Evidence is accumulating to support the hypothesis that different combinations of histone modifications confer different functional specificities. Identification of various histone modification patterns and linking them with functional elements of the genome is of great interest in epigenetics. High-throughput experimental techniques, such as ChIP-chip and ChIP-Seq, lead to a rich amount of histone modification data. However, current experimental and computational methods have only been able to explore these data to a very limited extent. This project bears a long-term objective of developing novel statistical methods for sparse structure identification from histone modification data. Imposing sparsity is an ideal way for handling extremely high-dimensional data with noisy information and small sample size.

> Extracted data
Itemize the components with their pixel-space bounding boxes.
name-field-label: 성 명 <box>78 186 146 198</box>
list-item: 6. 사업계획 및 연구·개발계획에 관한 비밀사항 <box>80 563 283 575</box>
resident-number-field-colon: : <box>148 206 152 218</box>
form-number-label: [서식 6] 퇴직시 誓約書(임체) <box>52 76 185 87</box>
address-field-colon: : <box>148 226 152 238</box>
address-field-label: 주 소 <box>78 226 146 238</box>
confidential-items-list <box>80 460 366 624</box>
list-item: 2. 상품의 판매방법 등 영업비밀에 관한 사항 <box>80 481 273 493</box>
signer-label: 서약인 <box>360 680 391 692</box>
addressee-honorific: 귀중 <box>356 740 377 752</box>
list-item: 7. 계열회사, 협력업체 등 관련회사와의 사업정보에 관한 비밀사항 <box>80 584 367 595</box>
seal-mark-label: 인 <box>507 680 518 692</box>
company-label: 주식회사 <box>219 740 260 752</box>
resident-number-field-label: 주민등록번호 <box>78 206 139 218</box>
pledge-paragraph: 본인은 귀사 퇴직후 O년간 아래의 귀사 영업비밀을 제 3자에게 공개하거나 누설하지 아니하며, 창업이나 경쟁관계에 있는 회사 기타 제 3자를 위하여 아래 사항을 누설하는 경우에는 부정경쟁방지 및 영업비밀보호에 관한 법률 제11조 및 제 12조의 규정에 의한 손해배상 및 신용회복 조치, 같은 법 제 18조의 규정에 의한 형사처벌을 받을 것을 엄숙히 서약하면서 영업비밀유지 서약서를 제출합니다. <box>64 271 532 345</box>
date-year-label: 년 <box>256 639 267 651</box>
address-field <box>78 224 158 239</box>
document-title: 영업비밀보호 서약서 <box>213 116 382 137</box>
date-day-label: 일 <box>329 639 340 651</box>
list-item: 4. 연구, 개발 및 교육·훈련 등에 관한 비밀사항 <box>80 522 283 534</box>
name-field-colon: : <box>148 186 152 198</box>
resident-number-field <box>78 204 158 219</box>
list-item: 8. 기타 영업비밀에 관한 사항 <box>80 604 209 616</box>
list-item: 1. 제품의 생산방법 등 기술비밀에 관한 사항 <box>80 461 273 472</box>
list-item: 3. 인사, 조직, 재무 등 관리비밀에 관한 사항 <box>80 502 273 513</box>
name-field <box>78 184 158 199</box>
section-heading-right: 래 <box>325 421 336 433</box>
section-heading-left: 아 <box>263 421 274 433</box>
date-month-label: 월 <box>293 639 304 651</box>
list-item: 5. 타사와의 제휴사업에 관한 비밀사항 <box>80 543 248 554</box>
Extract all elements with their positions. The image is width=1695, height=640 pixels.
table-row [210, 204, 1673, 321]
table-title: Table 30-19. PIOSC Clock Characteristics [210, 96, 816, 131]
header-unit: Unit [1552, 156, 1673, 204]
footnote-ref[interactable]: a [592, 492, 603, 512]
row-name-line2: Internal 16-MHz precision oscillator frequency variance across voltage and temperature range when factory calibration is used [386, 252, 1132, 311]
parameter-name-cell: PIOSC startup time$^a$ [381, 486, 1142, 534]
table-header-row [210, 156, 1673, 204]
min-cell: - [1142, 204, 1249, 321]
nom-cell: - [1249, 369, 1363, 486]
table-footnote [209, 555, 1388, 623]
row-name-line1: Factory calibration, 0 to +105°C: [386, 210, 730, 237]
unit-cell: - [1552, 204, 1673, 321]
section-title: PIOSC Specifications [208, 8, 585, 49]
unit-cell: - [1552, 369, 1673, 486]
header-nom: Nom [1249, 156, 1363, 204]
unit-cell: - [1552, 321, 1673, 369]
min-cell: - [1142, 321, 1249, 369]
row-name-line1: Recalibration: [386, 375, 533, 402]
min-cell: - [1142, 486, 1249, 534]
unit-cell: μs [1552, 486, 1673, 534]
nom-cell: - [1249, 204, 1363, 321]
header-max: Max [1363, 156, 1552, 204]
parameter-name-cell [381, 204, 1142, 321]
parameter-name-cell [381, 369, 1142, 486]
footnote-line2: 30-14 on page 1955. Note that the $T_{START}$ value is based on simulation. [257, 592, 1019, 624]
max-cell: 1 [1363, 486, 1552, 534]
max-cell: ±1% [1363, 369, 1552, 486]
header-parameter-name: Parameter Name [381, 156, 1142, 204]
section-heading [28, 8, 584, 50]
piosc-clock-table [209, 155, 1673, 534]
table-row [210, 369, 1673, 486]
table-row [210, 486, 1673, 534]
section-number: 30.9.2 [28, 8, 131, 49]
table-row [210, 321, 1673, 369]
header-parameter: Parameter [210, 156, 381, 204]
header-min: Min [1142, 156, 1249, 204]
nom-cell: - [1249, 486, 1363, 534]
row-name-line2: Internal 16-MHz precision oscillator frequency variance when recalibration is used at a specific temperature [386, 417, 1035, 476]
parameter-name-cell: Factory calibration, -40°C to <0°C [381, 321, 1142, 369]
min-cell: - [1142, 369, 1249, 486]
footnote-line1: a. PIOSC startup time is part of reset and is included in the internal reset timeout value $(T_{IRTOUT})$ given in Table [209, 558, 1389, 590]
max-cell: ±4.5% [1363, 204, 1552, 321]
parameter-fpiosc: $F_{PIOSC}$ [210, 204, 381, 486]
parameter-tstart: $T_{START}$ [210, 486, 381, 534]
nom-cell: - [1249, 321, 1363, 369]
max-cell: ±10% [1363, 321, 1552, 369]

> Task prompt
Quote the histone modification passage word for word, between "Evidence is accumulating" and "small sample size.", inclusive.

> Solved exercise
Evidence is accumulating to support the hypothesis that different combinations of histone modifications confer different functional specificities. Identification of various histone modification patterns and linking them with functional elements of the genome is of great interest in epigenetics. High-throughput experimental techniques, such as ChIP-chip and ChIP-Seq, lead to a rich amount of histone modification data. However, current experimental and computational methods have only been able to explore these data to a very limited extent. This project bears a long-term objective of developing novel statistical methods for sparse structure identification from histone modification data. Imposing sparsity is an ideal way for handling extremely high-dimensional data with noisy information and small sample size.